Exclude all pictures, then copy each of the records exactly as written.

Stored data

•••••

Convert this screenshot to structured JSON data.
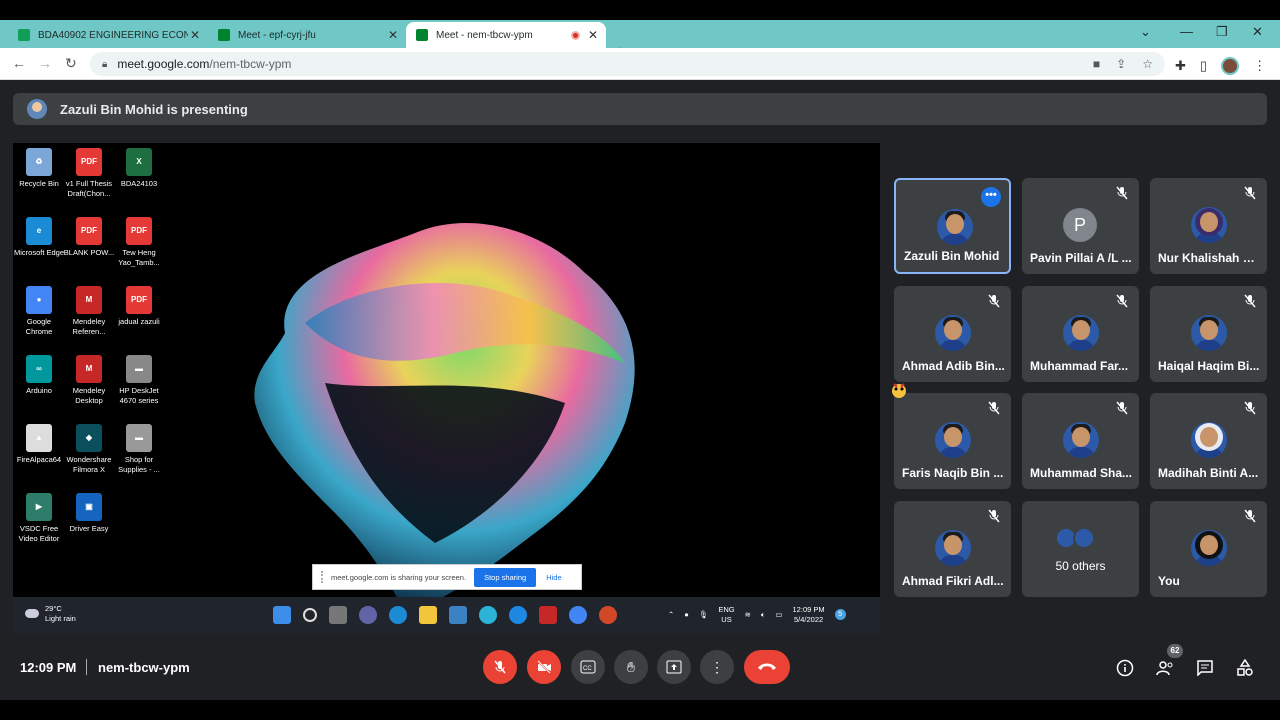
{
  "browser": {
    "tabs": [
      {
        "label": "BDA40902 ENGINEERING ECONO",
        "favicon_color": "#0f9d58"
      },
      {
        "label": "Meet - epf-cyrj-jfu",
        "favicon_color": "#00832d"
      },
      {
        "label": "Meet - nem-tbcw-ypm",
        "favicon_color": "#00832d"
      }
    ],
    "url_host": "meet.google.com",
    "url_path": "/nem-tbcw-ypm"
  },
  "presenting_banner": "Zazuli Bin Mohid is presenting",
  "desktop": {
    "icons": [
      {
        "label": "Recycle Bin",
        "icon": "recycle-bin-icon",
        "color": "#7aa6d8",
        "glyph": "♻"
      },
      {
        "label": "v1 Full Thesis Draft(Chon...",
        "icon": "pdf-icon",
        "color": "#e53935",
        "glyph": "PDF"
      },
      {
        "label": "BDA24103",
        "icon": "excel-icon",
        "color": "#1d6f42",
        "glyph": "X"
      },
      {
        "label": "Microsoft Edge",
        "icon": "edge-icon",
        "color": "#1b8bd6",
        "glyph": "e"
      },
      {
        "label": "BLANK POW...",
        "icon": "pdf-icon",
        "color": "#e53935",
        "glyph": "PDF"
      },
      {
        "label": "Tew Heng Yao_Tamb...",
        "icon": "pdf-icon",
        "color": "#e53935",
        "glyph": "PDF"
      },
      {
        "label": "Google Chrome",
        "icon": "chrome-icon",
        "color": "#4285f4",
        "glyph": "●"
      },
      {
        "label": "Mendeley Referen...",
        "icon": "mendeley-icon",
        "color": "#c62828",
        "glyph": "M"
      },
      {
        "label": "jadual zazuli",
        "icon": "pdf-icon",
        "color": "#e53935",
        "glyph": "PDF"
      },
      {
        "label": "Arduino",
        "icon": "arduino-icon",
        "color": "#00979d",
        "glyph": "∞"
      },
      {
        "label": "Mendeley Desktop",
        "icon": "mendeley-icon",
        "color": "#c62828",
        "glyph": "M"
      },
      {
        "label": "HP DeskJet 4670 series",
        "icon": "printer-icon",
        "color": "#888888",
        "glyph": "▬"
      },
      {
        "label": "FireAlpaca64",
        "icon": "firealpaca-icon",
        "color": "#dddddd",
        "glyph": "▲"
      },
      {
        "label": "Wondershare Filmora X",
        "icon": "filmora-icon",
        "color": "#0b4f5c",
        "glyph": "◆"
      },
      {
        "label": "Shop for Supplies - ...",
        "icon": "printer-icon",
        "color": "#999999",
        "glyph": "▬"
      },
      {
        "label": "VSDC Free Video Editor",
        "icon": "vsdc-icon",
        "color": "#2e7d6a",
        "glyph": "▶"
      },
      {
        "label": "Driver Easy",
        "icon": "drivereasy-icon",
        "color": "#1565c0",
        "glyph": "▣"
      }
    ],
    "share_notice": "meet.google.com is sharing your screen.",
    "stop_sharing": "Stop sharing",
    "hide": "Hide",
    "weather_temp": "29°C",
    "weather_desc": "Light rain",
    "lang_1": "ENG",
    "lang_2": "US",
    "clock_time": "12:09 PM",
    "clock_date": "5/4/2022",
    "notif_count": "5"
  },
  "participants": [
    {
      "name": "Zazuli Bin Mohid",
      "style": "male",
      "selected": true
    },
    {
      "name": "Pavin Pillai A /L ...",
      "style": "letter",
      "letter": "P"
    },
    {
      "name": "Nur Khalishah B...",
      "style": "hijab"
    },
    {
      "name": "Ahmad Adib Bin...",
      "style": "male"
    },
    {
      "name": "Muhammad Far...",
      "style": "male"
    },
    {
      "name": "Haiqal Haqim Bi...",
      "style": "male"
    },
    {
      "name": "Faris Naqib Bin ...",
      "style": "male"
    },
    {
      "name": "Muhammad Sha...",
      "style": "male"
    },
    {
      "name": "Madihah Binti A...",
      "style": "hijab-white"
    },
    {
      "name": "Ahmad Fikri Adl...",
      "style": "male"
    },
    {
      "name": "50 others",
      "style": "others"
    },
    {
      "name": "You",
      "style": "hijab-black"
    }
  ],
  "footer": {
    "time": "12:09 PM",
    "meeting_code": "nem-tbcw-ypm",
    "people_count": "62"
  }
}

•••••

RESULT OF THIS EXERCISE
Convert this screenshot to structured JSON data.
{
  "browser": {
    "tabs": [
      {
        "label": "BDA40902 ENGINEERING ECONO",
        "favicon_color": "#0f9d58"
      },
      {
        "label": "Meet - epf-cyrj-jfu",
        "favicon_color": "#00832d"
      },
      {
        "label": "Meet - nem-tbcw-ypm",
        "favicon_color": "#00832d"
      }
    ],
    "url_host": "meet.google.com",
    "url_path": "/nem-tbcw-ypm"
  },
  "presenting_banner": "Zazuli Bin Mohid is presenting",
  "desktop": {
    "icons": [
      {
        "label": "Recycle Bin",
        "icon": "recycle-bin-icon",
        "color": "#7aa6d8",
        "glyph": "♻"
      },
      {
        "label": "v1 Full Thesis Draft(Chon...",
        "icon": "pdf-icon",
        "color": "#e53935",
        "glyph": "PDF"
      },
      {
        "label": "BDA24103",
        "icon": "excel-icon",
        "color": "#1d6f42",
        "glyph": "X"
      },
      {
        "label": "Microsoft Edge",
        "icon": "edge-icon",
        "color": "#1b8bd6",
        "glyph": "e"
      },
      {
        "label": "BLANK POW...",
        "icon": "pdf-icon",
        "color": "#e53935",
        "glyph": "PDF"
      },
      {
        "label": "Tew Heng Yao_Tamb...",
        "icon": "pdf-icon",
        "color": "#e53935",
        "glyph": "PDF"
      },
      {
        "label": "Google Chrome",
        "icon": "chrome-icon",
        "color": "#4285f4",
        "glyph": "●"
      },
      {
        "label": "Mendeley Referen...",
        "icon": "mendeley-icon",
        "color": "#c62828",
        "glyph": "M"
      },
      {
        "label": "jadual zazuli",
        "icon": "pdf-icon",
        "color": "#e53935",
        "glyph": "PDF"
      },
      {
        "label": "Arduino",
        "icon": "arduino-icon",
        "color": "#00979d",
        "glyph": "∞"
      },
      {
        "label": "Mendeley Desktop",
        "icon": "mendeley-icon",
        "color": "#c62828",
        "glyph": "M"
      },
      {
        "label": "HP DeskJet 4670 series",
        "icon": "printer-icon",
        "color": "#888888",
        "glyph": "▬"
      },
      {
        "label": "FireAlpaca64",
        "icon": "firealpaca-icon",
        "color": "#dddddd",
        "glyph": "▲"
      },
      {
        "label": "Wondershare Filmora X",
        "icon": "filmora-icon",
        "color": "#0b4f5c",
        "glyph": "◆"
      },
      {
        "label": "Shop for Supplies - ...",
        "icon": "printer-icon",
        "color": "#999999",
        "glyph": "▬"
      },
      {
        "label": "VSDC Free Video Editor",
        "icon": "vsdc-icon",
        "color": "#2e7d6a",
        "glyph": "▶"
      },
      {
        "label": "Driver Easy",
        "icon": "drivereasy-icon",
        "color": "#1565c0",
        "glyph": "▣"
      }
    ],
    "share_notice": "meet.google.com is sharing your screen.",
    "stop_sharing": "Stop sharing",
    "hide": "Hide",
    "weather_temp": "29°C",
    "weather_desc": "Light rain",
    "lang_1": "ENG",
    "lang_2": "US",
    "clock_time": "12:09 PM",
    "clock_date": "5/4/2022",
    "notif_count": "5"
  },
  "participants": [
    {
      "name": "Zazuli Bin Mohid",
      "style": "male",
      "selected": true
    },
    {
      "name": "Pavin Pillai A /L ...",
      "style": "letter",
      "letter": "P"
    },
    {
      "name": "Nur Khalishah B...",
      "style": "hijab"
    },
    {
      "name": "Ahmad Adib Bin...",
      "style": "male"
    },
    {
      "name": "Muhammad Far...",
      "style": "male"
    },
    {
      "name": "Haiqal Haqim Bi...",
      "style": "male"
    },
    {
      "name": "Faris Naqib Bin ...",
      "style": "male"
    },
    {
      "name": "Muhammad Sha...",
      "style": "male"
    },
    {
      "name": "Madihah Binti A...",
      "style": "hijab-white"
    },
    {
      "name": "Ahmad Fikri Adl...",
      "style": "male"
    },
    {
      "name": "50 others",
      "style": "others"
    },
    {
      "name": "You",
      "style": "hijab-black"
    }
  ],
  "footer": {
    "time": "12:09 PM",
    "meeting_code": "nem-tbcw-ypm",
    "people_count": "62"
  }
}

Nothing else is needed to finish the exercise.